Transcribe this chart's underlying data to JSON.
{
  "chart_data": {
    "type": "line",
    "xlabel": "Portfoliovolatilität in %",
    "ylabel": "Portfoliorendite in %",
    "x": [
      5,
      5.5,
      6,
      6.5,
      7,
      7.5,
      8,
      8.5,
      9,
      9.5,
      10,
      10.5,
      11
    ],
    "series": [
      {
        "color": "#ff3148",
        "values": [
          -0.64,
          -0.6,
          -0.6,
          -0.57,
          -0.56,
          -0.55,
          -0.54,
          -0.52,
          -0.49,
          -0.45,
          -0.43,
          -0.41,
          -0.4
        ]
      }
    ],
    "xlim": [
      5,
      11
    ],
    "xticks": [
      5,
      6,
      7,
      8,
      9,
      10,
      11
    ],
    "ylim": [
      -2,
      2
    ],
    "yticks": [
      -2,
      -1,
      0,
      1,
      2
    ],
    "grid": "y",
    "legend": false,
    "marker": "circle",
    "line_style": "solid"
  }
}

• Aim: The records above must be output exactly, in full.

• Output for this exercise:
Transcribe this chart's underlying data to JSON.
{
  "chart_data": {
    "type": "line",
    "xlabel": "Portfoliovolatilität in %",
    "ylabel": "Portfoliorendite in %",
    "x": [
      5,
      5.5,
      6,
      6.5,
      7,
      7.5,
      8,
      8.5,
      9,
      9.5,
      10,
      10.5,
      11
    ],
    "series": [
      {
        "color": "#ff3148",
        "values": [
          -0.64,
          -0.6,
          -0.6,
          -0.57,
          -0.56,
          -0.55,
          -0.54,
          -0.52,
          -0.49,
          -0.45,
          -0.43,
          -0.41,
          -0.4
        ]
      }
    ],
    "xlim": [
      5,
      11
    ],
    "xticks": [
      5,
      6,
      7,
      8,
      9,
      10,
      11
    ],
    "ylim": [
      -2,
      2
    ],
    "yticks": [
      -2,
      -1,
      0,
      1,
      2
    ],
    "grid": "y",
    "legend": false,
    "marker": "circle",
    "line_style": "solid"
  }
}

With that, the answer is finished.